State election and the future of the forest industry

With the State election over I guess I need to make some comments on the outcome and what it means for the future of the forest industry, special timbers and blackwood. I’ve been a passionate supporter of forestry and special timbers for many, many  years, but it has been a very hard road. The next few years will most likely bring no relief.

There is no doubt the election was a resounding defeat for the incumbent Labor Government. But in my experience of Australian elections, if there is a change of Government the story is primarily about dissatisfaction with incumbents. In very few cases I have witnessed have Governments changed because of Opposition policies. The main reason Opposition parties win elections is because it is mostly a two horse race and one horse goes lame. Some people call this the “Bradbury effect” (no relation by the way).

Another thing that was absolutely perfectly clear in the election campaign was that Labor and the Greens promised to uphold and support the Tasmanian Forestry Agreement (TFA), while the Liberal Party made it perfectly clear they had a very strong adversarial forest policy. No Liberal candidate I heard or read said anything about peace in the forests. A vote for the Liberal Party was a clear vote for a return to chaos and conflict in the forest industry.

For the Liberal Government to now say that the people have spoken and all opposition to Liberal forest policy must cease is just nonsense. This is akin to saying that opposition parties in Parliament must cease questioning Government policy. I never saw Will Hodgman behave in this manner when he was in opposition. That elections are a clear decision-making process on any single issue is in my opinion drawing a very long bow indeed, but that is the game politicians like to play.

So like it or not Tasmanian’s voted overwhelmingly for a return to chaos and conflict in the forest industry.

If I was Alan Kohler on the nightly TV News I would now be showing a chart of Sovereign Risk in the forest industry plotted against Investor Confidence. And guess what? The former line would now be rocketing skyward, while the latter (if it was visible at all) would be negative and heading south.

PROVIDED DATA:
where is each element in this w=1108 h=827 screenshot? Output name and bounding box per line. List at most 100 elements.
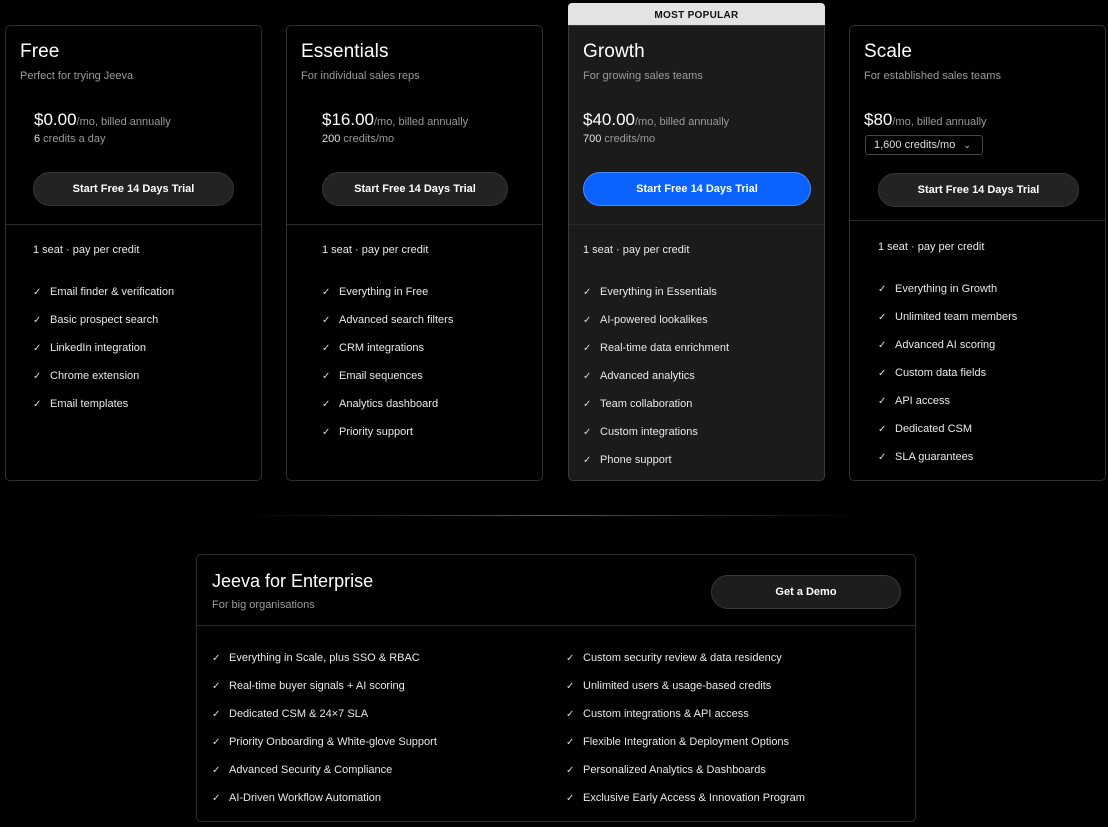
plan-name: Growth [583, 41, 645, 63]
plan-card-scale: Scale For established sales teams $80/mo… [849, 25, 1106, 481]
feature-item: ✓Priority Onboarding & White-glove Suppo… [212, 728, 437, 756]
feature-list: ✓Everything in Growth ✓Unlimited team me… [878, 275, 1017, 471]
feature-item: ✓Everything in Scale, plus SSO & RBAC [212, 644, 437, 672]
feature-text: Email sequences [339, 370, 423, 382]
feature-text: Priority Onboarding & White-glove Suppor… [229, 736, 437, 748]
feature-text: Team collaboration [600, 398, 692, 410]
feature-text: Exclusive Early Access & Innovation Prog… [583, 792, 805, 804]
feature-item: ✓Email templates [33, 390, 174, 418]
feature-text: Advanced Security & Compliance [229, 764, 392, 776]
start-trial-button[interactable]: Start Free 14 Days Trial [322, 172, 508, 206]
feature-text: Real-time buyer signals + AI scoring [229, 680, 405, 692]
feature-item: ✓Chrome extension [33, 362, 174, 390]
check-icon: ✓ [322, 287, 339, 298]
plan-card-growth: Growth For growing sales teams $40.00/mo… [568, 25, 825, 481]
feature-item: ✓Real-time data enrichment [583, 334, 729, 362]
check-icon: ✓ [212, 737, 229, 748]
price-suffix: /mo, billed annually [635, 116, 729, 128]
check-icon: ✓ [212, 653, 229, 664]
plan-subtitle: For individual sales reps [301, 70, 420, 82]
get-demo-button[interactable]: Get a Demo [711, 575, 901, 609]
feature-text: Unlimited users & usage-based credits [583, 680, 771, 692]
feature-item: ✓Custom integrations [583, 418, 729, 446]
enterprise-title: Jeeva for Enterprise [212, 571, 373, 592]
feature-item: ✓Everything in Essentials [583, 278, 729, 306]
feature-item: ✓LinkedIn integration [33, 334, 174, 362]
check-icon: ✓ [878, 284, 895, 295]
feature-text: Everything in Essentials [600, 286, 717, 298]
feature-text: Everything in Free [339, 286, 428, 298]
check-icon: ✓ [322, 399, 339, 410]
check-icon: ✓ [583, 455, 600, 466]
start-trial-button[interactable]: Start Free 14 Days Trial [33, 172, 234, 206]
feature-item: ✓Custom integrations & API access [566, 700, 805, 728]
seat-line: 1 seat · pay per credit [583, 244, 689, 256]
plan-subtitle: For established sales teams [864, 70, 1001, 82]
seat-line: 1 seat · pay per credit [878, 241, 984, 253]
feature-list: ✓Everything in Free ✓Advanced search fil… [322, 278, 453, 446]
check-icon: ✓ [566, 793, 583, 804]
credits-amount: 700 [583, 133, 601, 145]
feature-item: ✓AI-powered lookalikes [583, 306, 729, 334]
check-icon: ✓ [322, 343, 339, 354]
feature-text: Basic prospect search [50, 314, 158, 326]
feature-text: SLA guarantees [895, 451, 973, 463]
feature-item: ✓Custom security review & data residency [566, 644, 805, 672]
feature-text: Priority support [339, 426, 413, 438]
feature-text: Chrome extension [50, 370, 139, 382]
price-suffix: /mo, billed annually [892, 116, 986, 128]
check-icon: ✓ [583, 399, 600, 410]
credits-text: credits/mo [601, 133, 655, 145]
price-row: $40.00/mo, billed annually [583, 110, 729, 130]
credits-select-value: 1,600 credits/mo [874, 139, 955, 151]
price-suffix: /mo, billed annually [77, 116, 171, 128]
check-icon: ✓ [33, 287, 50, 298]
plan-credits: 200 credits/mo [322, 133, 394, 145]
check-icon: ✓ [33, 371, 50, 382]
feature-text: Advanced AI scoring [895, 339, 995, 351]
feature-text: AI-powered lookalikes [600, 314, 708, 326]
feature-item: ✓Dedicated CSM [878, 415, 1017, 443]
divider [569, 224, 824, 225]
plan-subtitle: For growing sales teams [583, 70, 703, 82]
feature-text: Phone support [600, 454, 672, 466]
check-icon: ✓ [212, 765, 229, 776]
feature-item: ✓Advanced search filters [322, 306, 453, 334]
feature-item: ✓Flexible Integration & Deployment Optio… [566, 728, 805, 756]
enterprise-feature-list-right: ✓Custom security review & data residency… [566, 644, 805, 812]
enterprise-subtitle: For big organisations [212, 599, 315, 611]
feature-item: ✓Email sequences [322, 362, 453, 390]
check-icon: ✓ [566, 709, 583, 720]
feature-text: Personalized Analytics & Dashboards [583, 764, 766, 776]
credits-text: credits a day [40, 133, 105, 145]
feature-item: ✓Exclusive Early Access & Innovation Pro… [566, 784, 805, 812]
feature-text: Flexible Integration & Deployment Option… [583, 736, 789, 748]
feature-item: ✓Advanced analytics [583, 362, 729, 390]
price-row: $0.00/mo, billed annually [34, 110, 171, 130]
credits-amount: 200 [322, 133, 340, 145]
check-icon: ✓ [566, 653, 583, 664]
start-trial-button[interactable]: Start Free 14 Days Trial [878, 173, 1079, 207]
check-icon: ✓ [212, 709, 229, 720]
feature-text: Advanced search filters [339, 314, 453, 326]
plan-price: $0.00 [34, 110, 77, 129]
check-icon: ✓ [33, 399, 50, 410]
plan-price: $40.00 [583, 110, 635, 129]
feature-text: CRM integrations [339, 342, 424, 354]
credits-select[interactable]: 1,600 credits/mo ⌄ [865, 135, 983, 155]
plan-card-essentials: Essentials For individual sales reps $16… [286, 25, 543, 481]
check-icon: ✓ [566, 765, 583, 776]
plan-card-free: Free Perfect for trying Jeeva $0.00/mo, … [5, 25, 262, 481]
check-icon: ✓ [33, 343, 50, 354]
price-row: $80/mo, billed annually [864, 110, 987, 130]
feature-text: AI-Driven Workflow Automation [229, 792, 381, 804]
section-glow-divider [240, 515, 868, 516]
feature-item: ✓Dedicated CSM & 24×7 SLA [212, 700, 437, 728]
start-trial-button[interactable]: Start Free 14 Days Trial [583, 172, 811, 206]
seat-line: 1 seat · pay per credit [33, 244, 139, 256]
divider [6, 224, 261, 225]
plan-price: $80 [864, 110, 892, 129]
plan-credits: 6 credits a day [34, 133, 106, 145]
price-row: $16.00/mo, billed annually [322, 110, 468, 130]
feature-text: Advanced analytics [600, 370, 695, 382]
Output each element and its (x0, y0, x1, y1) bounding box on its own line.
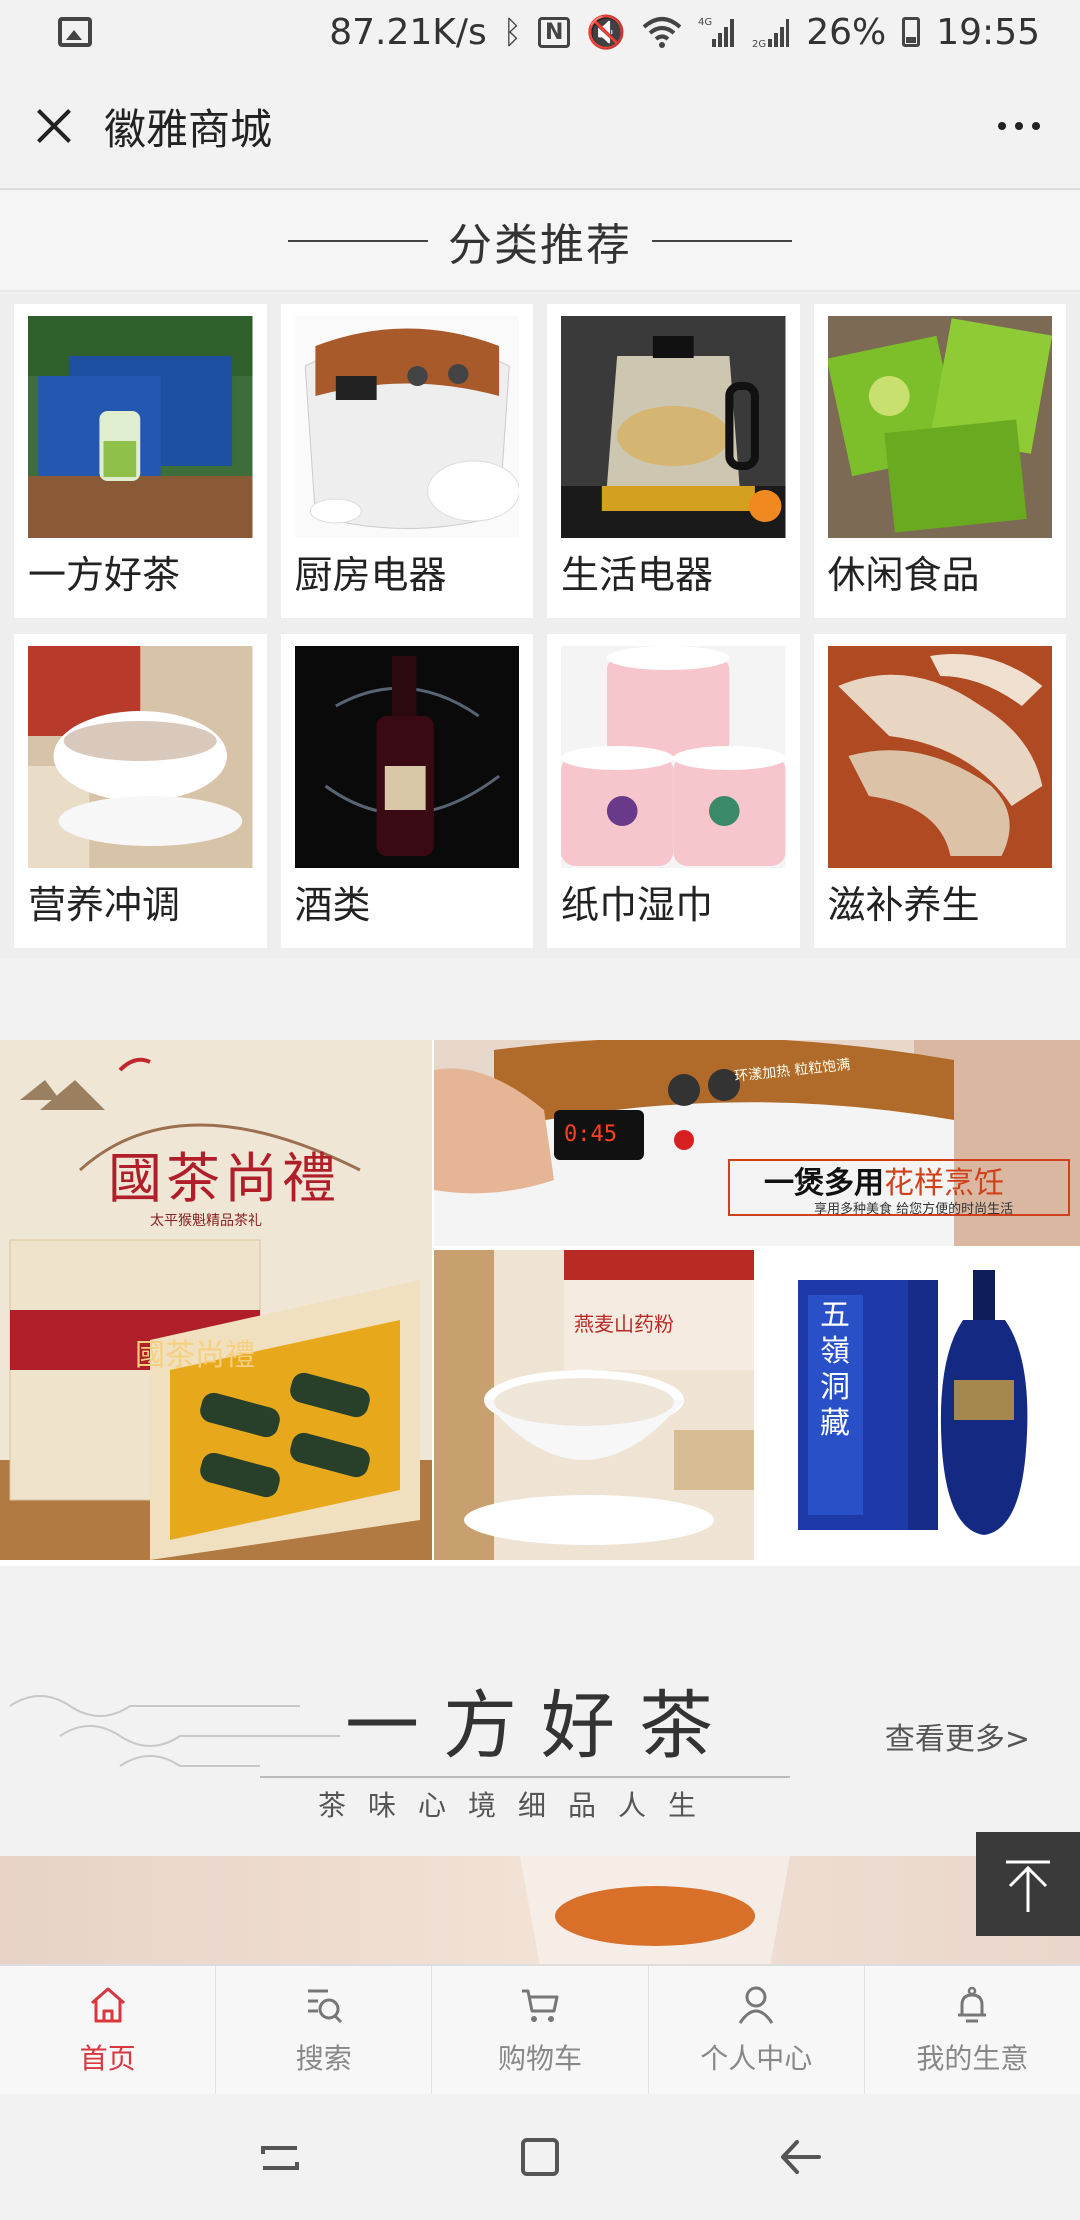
mute-icon: 🔇 (586, 13, 627, 51)
home-icon (90, 1987, 125, 2023)
search-icon (307, 1989, 342, 2024)
category-grid: 一方好茶 厨房电器 生活电器 休闲食品 营养冲调 酒类 纸巾湿巾 滋补养生 (0, 294, 1080, 958)
category-label: 生活电器 (561, 553, 714, 597)
user-icon (738, 1986, 774, 2024)
bluetooth-icon: ᛒ (502, 13, 522, 51)
tea-section-title: 一方好茶 (345, 1683, 737, 1769)
signal-4g-icon: 4G (698, 17, 735, 47)
banner-rice-cooker[interactable]: 0:45 环漾加热 粒粒饱满 一煲多用花样烹饪 享用多种美食 给您方便的时尚生活 (434, 1040, 1080, 1246)
category-label: 滋补养生 (827, 883, 980, 927)
battery-percent: 26% (806, 11, 887, 53)
banner-cooker-slogan: 一煲多用花样烹饪 (764, 1158, 1004, 1202)
more-options-icon[interactable] (988, 102, 1050, 150)
tab-label: 个人中心 (700, 2042, 813, 2075)
divider-left (288, 240, 428, 242)
category-liquor[interactable]: 酒类 (280, 634, 533, 948)
category-label: 一方好茶 (28, 553, 181, 597)
banner-tea-gift[interactable]: 國茶尚禮 太平猴魁精品茶礼 國茶尚禮 (0, 1040, 432, 1560)
signal-2g-icon: 2G (752, 19, 790, 49)
business-icon (958, 1986, 987, 2023)
tab-cart[interactable]: 购物车 (432, 1966, 649, 2094)
banner-liquor[interactable]: 五嶺洞藏 (758, 1250, 1080, 1560)
tab-search[interactable]: 搜索 (216, 1966, 433, 2094)
tab-business[interactable]: 我的生意 (865, 1966, 1080, 2094)
category-liquor-image (294, 646, 519, 868)
banner-cooker-display: 0:45 (564, 1122, 617, 1147)
tea-section-header: 一方好茶 茶味心境细品人生 查看更多> (0, 1566, 1080, 1856)
promo-banners: 國茶尚禮 太平猴魁精品茶礼 國茶尚禮 0:45 环漾加热 粒粒饱满 一煲多用花样… (0, 1040, 1080, 1566)
banner-cooker-slogan-b: 花样烹饪 (884, 1166, 1004, 1201)
category-kitchen-appliance[interactable]: 厨房电器 (280, 304, 533, 618)
wifi-icon (642, 17, 682, 48)
svg-text:4G: 4G (698, 17, 712, 28)
tab-profile[interactable]: 个人中心 (649, 1966, 865, 2094)
banner-cooker-small: 享用多种美食 给您方便的时尚生活 (814, 1202, 1014, 1217)
tab-label: 首页 (79, 2042, 136, 2075)
page-title: 徽雅商城 (104, 104, 273, 154)
back-icon[interactable] (765, 2122, 835, 2192)
category-section-header: 分类推荐 (0, 192, 1080, 292)
divider-right (652, 240, 792, 242)
category-tissues-image (561, 646, 786, 868)
category-health-tonics-image (827, 646, 1052, 868)
tab-label: 购物车 (498, 2042, 583, 2075)
category-tea[interactable]: 一方好茶 (14, 304, 267, 618)
category-home-appliance-image (561, 316, 786, 538)
category-label: 酒类 (294, 883, 371, 927)
category-label: 厨房电器 (294, 553, 447, 597)
tab-home[interactable]: 首页 (0, 1966, 217, 2094)
clock: 19:55 (936, 11, 1040, 53)
category-snacks-image (827, 316, 1052, 538)
tab-label: 搜索 (295, 2042, 352, 2075)
arrow-up-icon (1006, 1860, 1050, 1912)
category-nutrition-drinks-image (28, 646, 253, 868)
back-to-top-button[interactable] (976, 1832, 1080, 1936)
network-speed: 87.21K/s (329, 11, 487, 53)
banner-tea-title: 國茶尚禮 (108, 1147, 340, 1210)
tab-label: 我的生意 (916, 2042, 1029, 2075)
banner-powder-label: 燕麦山药粉 (574, 1312, 674, 1336)
banner-tea-subtitle: 太平猴魁精品茶礼 (150, 1213, 262, 1229)
banner-oat-powder[interactable]: 燕麦山药粉 (434, 1250, 754, 1560)
category-home-appliance[interactable]: 生活电器 (547, 304, 800, 618)
nfc-icon: N (537, 16, 571, 48)
category-section-title: 分类推荐 (448, 220, 632, 271)
category-health-tonics[interactable]: 滋补养生 (813, 634, 1066, 948)
banner-tea-box-text: 國茶尚禮 (135, 1338, 255, 1373)
image-icon (58, 17, 92, 47)
tea-product-image[interactable] (0, 1856, 1080, 1966)
home-button-icon[interactable] (505, 2122, 575, 2192)
banner-liquor-name: 五嶺洞藏 (820, 1298, 850, 1441)
view-more-link[interactable]: 查看更多> (885, 1714, 1030, 1758)
close-icon[interactable] (30, 102, 78, 150)
status-bar-right: 87.21K/s ᛒ N 🔇 4G 2G 26% 19:55 (329, 12, 1040, 53)
cart-icon (522, 1989, 559, 2022)
tea-section-subtitle: 茶味心境细品人生 (318, 1789, 719, 1822)
category-kitchen-appliance-image (294, 316, 519, 538)
category-snacks[interactable]: 休闲食品 (813, 304, 1066, 618)
battery-icon (902, 17, 921, 47)
system-navigation-bar (0, 2094, 1080, 2220)
recent-apps-icon[interactable] (245, 2122, 315, 2192)
category-label: 纸巾湿巾 (561, 883, 714, 927)
category-label: 休闲食品 (827, 553, 980, 597)
banner-cooker-slogan-a: 一煲多用 (764, 1166, 884, 1201)
bottom-tab-bar: 首页 搜索 购物车 个人中心 我的生意 (0, 1964, 1080, 2094)
tea-section-divider (260, 1776, 790, 1778)
app-header: 徽雅商城 (0, 64, 1080, 190)
svg-text:2G: 2G (752, 39, 766, 49)
category-tea-image (28, 316, 253, 538)
category-tissues[interactable]: 纸巾湿巾 (547, 634, 800, 948)
category-nutrition-drinks[interactable]: 营养冲调 (14, 634, 267, 948)
status-bar: 87.21K/s ᛒ N 🔇 4G 2G 26% 19:55 (0, 0, 1080, 64)
category-label: 营养冲调 (28, 883, 181, 927)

SET PROBLEM 1:
Decide whether each statement below agrees with the passage on the State election. Answer yes or no for each, and quote the words from the passage that decide it.
(a) Labor and the Greens promised to uphold the Tasmanian Forestry Agreement.
(b) Relief for the forest industry is expected within the next few years.
(c) Governments frequently change because of Opposition policies.
SET PROBLEM 2:
Reproduce the passage on the State election from "With the State" up to and including "by the way).".

WRITTEN SOLUTION 1:
(a) Yes: "Labor and the Greens promised to uphold and support the Tasmanian Forestry Agreement (TFA)"
(b) No: "The next few years will most likely bring no relief."
(c) No: "In very few cases I have witnessed have Governments changed because of Opposition policies."

WRITTEN SOLUTION 2:
With the State election over I guess I need to make some comments on the outcome and what it means for the future of the forest industry, special timbers and blackwood. I’ve been a passionate supporter of forestry and special timbers for many, many  years, but it has been a very hard road. The next few years will most likely bring no relief.

There is no doubt the election was a resounding defeat for the incumbent Labor Government. But in my experience of Australian elections, if there is a change of Government the story is primarily about dissatisfaction with incumbents. In very few cases I have witnessed have Governments changed because of Opposition policies. The main reason Opposition parties win elections is because it is mostly a two horse race and one horse goes lame. Some people call this the “Bradbury effect” (no relation by the way).